● **REQUEST**
Output the full listing below exactly, without the pictures.
╔══
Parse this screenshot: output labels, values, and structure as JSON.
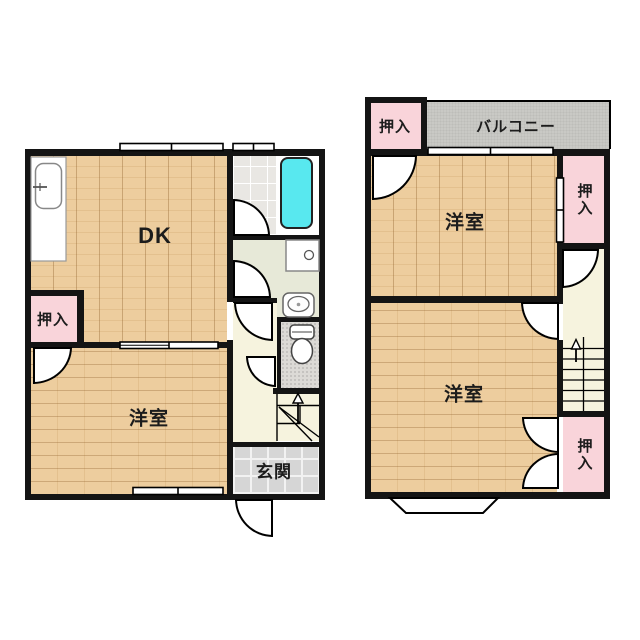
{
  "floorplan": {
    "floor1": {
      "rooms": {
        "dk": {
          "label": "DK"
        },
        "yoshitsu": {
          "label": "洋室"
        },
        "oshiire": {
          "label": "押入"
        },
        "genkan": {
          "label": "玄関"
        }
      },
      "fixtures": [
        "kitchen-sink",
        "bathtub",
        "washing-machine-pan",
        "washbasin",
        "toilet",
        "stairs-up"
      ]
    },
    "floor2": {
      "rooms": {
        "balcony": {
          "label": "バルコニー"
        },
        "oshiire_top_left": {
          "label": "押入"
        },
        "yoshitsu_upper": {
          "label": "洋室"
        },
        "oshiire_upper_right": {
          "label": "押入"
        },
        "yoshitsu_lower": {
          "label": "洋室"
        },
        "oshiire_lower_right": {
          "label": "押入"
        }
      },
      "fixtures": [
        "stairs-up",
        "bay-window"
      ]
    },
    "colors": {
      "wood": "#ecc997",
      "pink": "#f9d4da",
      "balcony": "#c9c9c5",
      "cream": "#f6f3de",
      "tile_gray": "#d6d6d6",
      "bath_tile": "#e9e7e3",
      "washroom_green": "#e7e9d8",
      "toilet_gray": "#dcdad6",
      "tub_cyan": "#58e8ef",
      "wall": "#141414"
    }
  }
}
╚══
● **TASK RESPONSE**
Parse this screenshot: output labels, values, and structure as JSON.
{
  "floorplan": {
    "floor1": {
      "rooms": {
        "dk": {
          "label": "DK"
        },
        "yoshitsu": {
          "label": "洋室"
        },
        "oshiire": {
          "label": "押入"
        },
        "genkan": {
          "label": "玄関"
        }
      },
      "fixtures": [
        "kitchen-sink",
        "bathtub",
        "washing-machine-pan",
        "washbasin",
        "toilet",
        "stairs-up"
      ]
    },
    "floor2": {
      "rooms": {
        "balcony": {
          "label": "バルコニー"
        },
        "oshiire_top_left": {
          "label": "押入"
        },
        "yoshitsu_upper": {
          "label": "洋室"
        },
        "oshiire_upper_right": {
          "label": "押入"
        },
        "yoshitsu_lower": {
          "label": "洋室"
        },
        "oshiire_lower_right": {
          "label": "押入"
        }
      },
      "fixtures": [
        "stairs-up",
        "bay-window"
      ]
    },
    "colors": {
      "wood": "#ecc997",
      "pink": "#f9d4da",
      "balcony": "#c9c9c5",
      "cream": "#f6f3de",
      "tile_gray": "#d6d6d6",
      "bath_tile": "#e9e7e3",
      "washroom_green": "#e7e9d8",
      "toilet_gray": "#dcdad6",
      "tub_cyan": "#58e8ef",
      "wall": "#141414"
    }
  }
}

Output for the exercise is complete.